* Begin *

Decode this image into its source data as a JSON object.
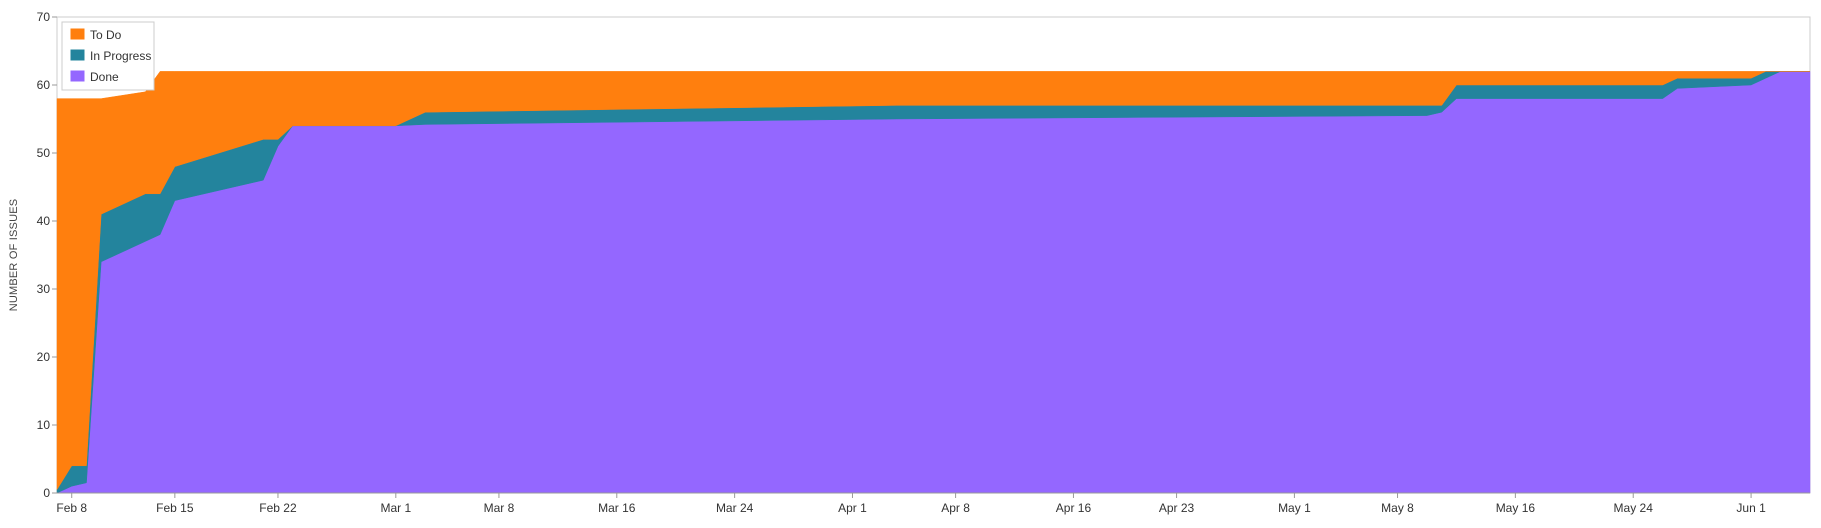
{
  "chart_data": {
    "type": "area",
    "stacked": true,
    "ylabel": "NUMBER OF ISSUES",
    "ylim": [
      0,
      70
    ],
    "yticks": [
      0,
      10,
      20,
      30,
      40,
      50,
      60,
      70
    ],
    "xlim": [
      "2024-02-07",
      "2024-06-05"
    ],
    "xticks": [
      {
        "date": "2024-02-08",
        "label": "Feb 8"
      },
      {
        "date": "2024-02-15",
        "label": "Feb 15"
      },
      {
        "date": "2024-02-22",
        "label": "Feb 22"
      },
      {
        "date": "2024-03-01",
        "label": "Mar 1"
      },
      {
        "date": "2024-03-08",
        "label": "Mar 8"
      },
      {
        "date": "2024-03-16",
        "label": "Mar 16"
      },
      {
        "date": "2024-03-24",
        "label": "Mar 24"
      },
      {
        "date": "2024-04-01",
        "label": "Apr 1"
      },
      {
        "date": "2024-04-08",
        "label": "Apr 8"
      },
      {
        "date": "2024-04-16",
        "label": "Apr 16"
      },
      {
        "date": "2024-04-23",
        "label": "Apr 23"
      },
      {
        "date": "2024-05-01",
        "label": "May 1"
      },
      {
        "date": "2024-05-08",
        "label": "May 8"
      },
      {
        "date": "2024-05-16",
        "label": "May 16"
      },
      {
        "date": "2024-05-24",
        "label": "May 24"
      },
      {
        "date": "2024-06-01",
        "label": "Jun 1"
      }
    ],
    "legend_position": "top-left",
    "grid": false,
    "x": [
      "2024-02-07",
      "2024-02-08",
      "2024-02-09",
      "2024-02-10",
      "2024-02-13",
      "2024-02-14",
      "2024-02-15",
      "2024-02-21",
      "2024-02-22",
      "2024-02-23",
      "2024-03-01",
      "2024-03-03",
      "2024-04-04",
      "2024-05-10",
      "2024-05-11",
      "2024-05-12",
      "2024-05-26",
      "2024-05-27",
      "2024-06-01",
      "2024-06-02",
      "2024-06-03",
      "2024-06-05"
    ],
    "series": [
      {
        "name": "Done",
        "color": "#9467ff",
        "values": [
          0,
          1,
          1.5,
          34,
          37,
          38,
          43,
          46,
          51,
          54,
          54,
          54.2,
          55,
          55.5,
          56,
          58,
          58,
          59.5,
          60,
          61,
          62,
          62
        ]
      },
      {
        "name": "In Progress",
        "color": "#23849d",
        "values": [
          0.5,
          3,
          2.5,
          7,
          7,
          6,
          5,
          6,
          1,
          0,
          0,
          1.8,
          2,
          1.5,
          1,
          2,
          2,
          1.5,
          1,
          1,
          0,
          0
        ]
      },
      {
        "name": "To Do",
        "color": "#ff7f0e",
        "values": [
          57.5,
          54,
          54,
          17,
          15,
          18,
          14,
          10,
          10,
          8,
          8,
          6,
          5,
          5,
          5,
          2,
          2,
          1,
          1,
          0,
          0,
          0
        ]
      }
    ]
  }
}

* End *
* Begin *

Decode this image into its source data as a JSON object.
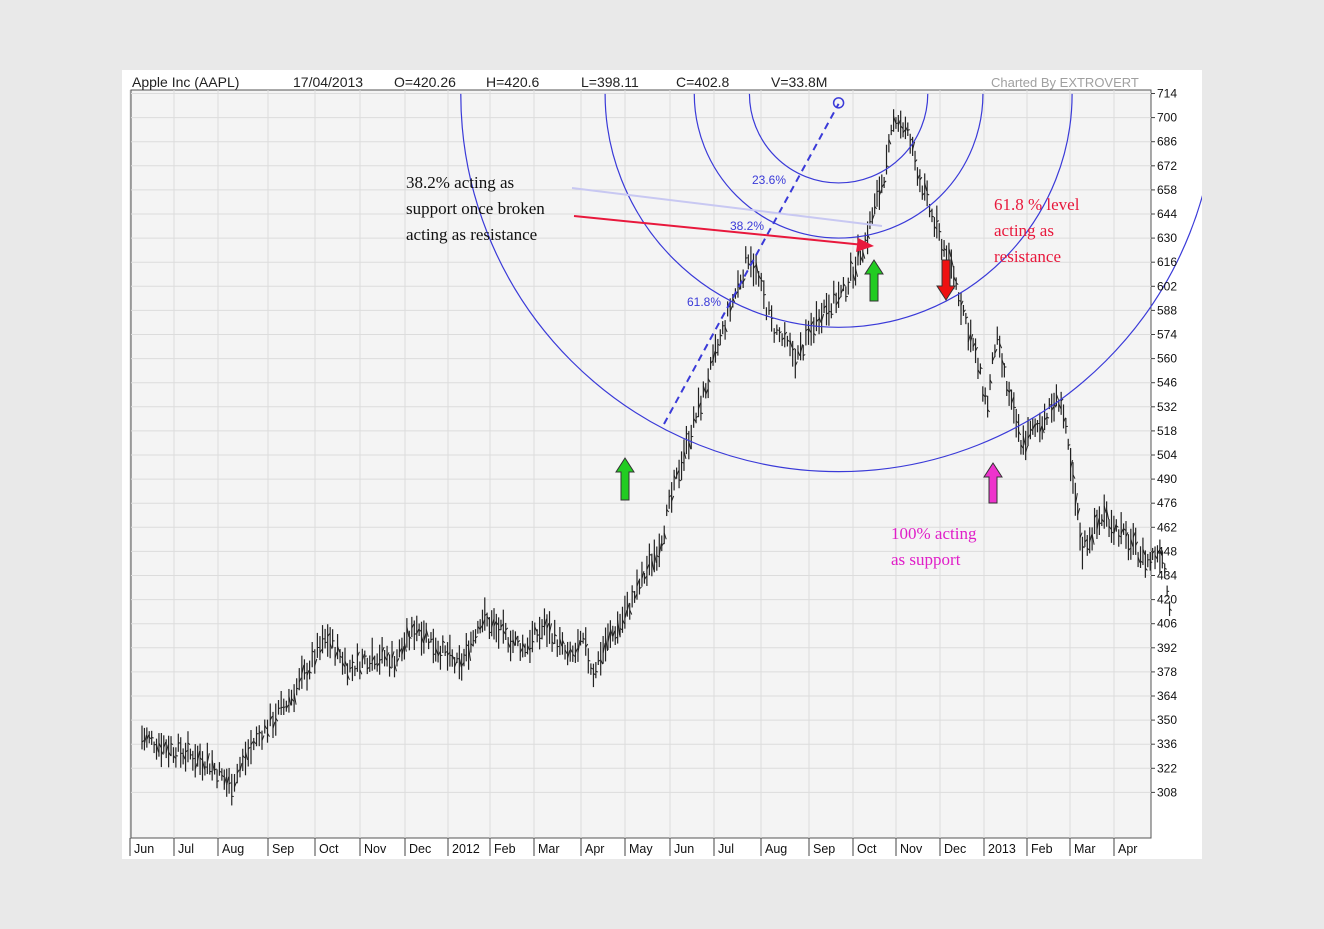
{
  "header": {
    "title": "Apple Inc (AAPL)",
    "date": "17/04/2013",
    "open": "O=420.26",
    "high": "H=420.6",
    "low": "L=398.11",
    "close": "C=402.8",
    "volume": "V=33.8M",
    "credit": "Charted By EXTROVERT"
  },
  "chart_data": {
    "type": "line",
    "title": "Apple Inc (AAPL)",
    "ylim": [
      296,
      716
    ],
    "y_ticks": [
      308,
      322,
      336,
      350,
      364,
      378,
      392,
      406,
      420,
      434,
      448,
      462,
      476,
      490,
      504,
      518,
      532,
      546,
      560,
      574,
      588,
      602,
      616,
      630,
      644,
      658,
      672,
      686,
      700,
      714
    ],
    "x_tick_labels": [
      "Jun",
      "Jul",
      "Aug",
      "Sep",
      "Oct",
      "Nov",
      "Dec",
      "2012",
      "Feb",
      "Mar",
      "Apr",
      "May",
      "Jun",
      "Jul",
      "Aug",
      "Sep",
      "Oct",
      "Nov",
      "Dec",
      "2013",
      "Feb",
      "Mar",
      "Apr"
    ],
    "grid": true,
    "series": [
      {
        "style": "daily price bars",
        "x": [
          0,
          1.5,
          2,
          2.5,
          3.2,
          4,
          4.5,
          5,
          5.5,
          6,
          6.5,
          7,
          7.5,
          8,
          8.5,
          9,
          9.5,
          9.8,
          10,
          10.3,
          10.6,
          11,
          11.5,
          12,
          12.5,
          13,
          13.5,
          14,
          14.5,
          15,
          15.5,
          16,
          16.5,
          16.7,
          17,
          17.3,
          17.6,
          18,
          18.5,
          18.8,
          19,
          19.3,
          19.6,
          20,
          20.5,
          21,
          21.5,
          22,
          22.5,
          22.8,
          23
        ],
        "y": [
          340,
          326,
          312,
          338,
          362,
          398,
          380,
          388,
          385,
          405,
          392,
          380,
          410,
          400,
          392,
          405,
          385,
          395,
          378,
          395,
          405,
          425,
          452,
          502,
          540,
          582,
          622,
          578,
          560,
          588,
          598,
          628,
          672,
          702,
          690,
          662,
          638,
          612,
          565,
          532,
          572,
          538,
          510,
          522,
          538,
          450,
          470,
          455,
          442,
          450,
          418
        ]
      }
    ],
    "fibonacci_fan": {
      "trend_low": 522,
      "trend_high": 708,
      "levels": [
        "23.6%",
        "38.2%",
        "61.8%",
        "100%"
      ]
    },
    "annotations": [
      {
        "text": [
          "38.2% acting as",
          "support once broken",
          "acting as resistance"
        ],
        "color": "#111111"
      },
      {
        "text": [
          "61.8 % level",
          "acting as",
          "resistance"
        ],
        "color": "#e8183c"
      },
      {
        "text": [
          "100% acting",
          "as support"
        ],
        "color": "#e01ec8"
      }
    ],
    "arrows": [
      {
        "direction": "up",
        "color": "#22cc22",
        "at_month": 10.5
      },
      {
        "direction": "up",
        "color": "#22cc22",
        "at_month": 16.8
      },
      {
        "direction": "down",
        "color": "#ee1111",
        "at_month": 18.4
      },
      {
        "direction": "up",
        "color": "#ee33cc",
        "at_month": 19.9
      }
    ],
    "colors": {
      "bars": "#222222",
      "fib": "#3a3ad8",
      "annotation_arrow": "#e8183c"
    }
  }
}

* End *

— Exercise task —
Every line that holds the word "acting" counts once; state the total number of such lines and nothing else.

— Reply to the task —
4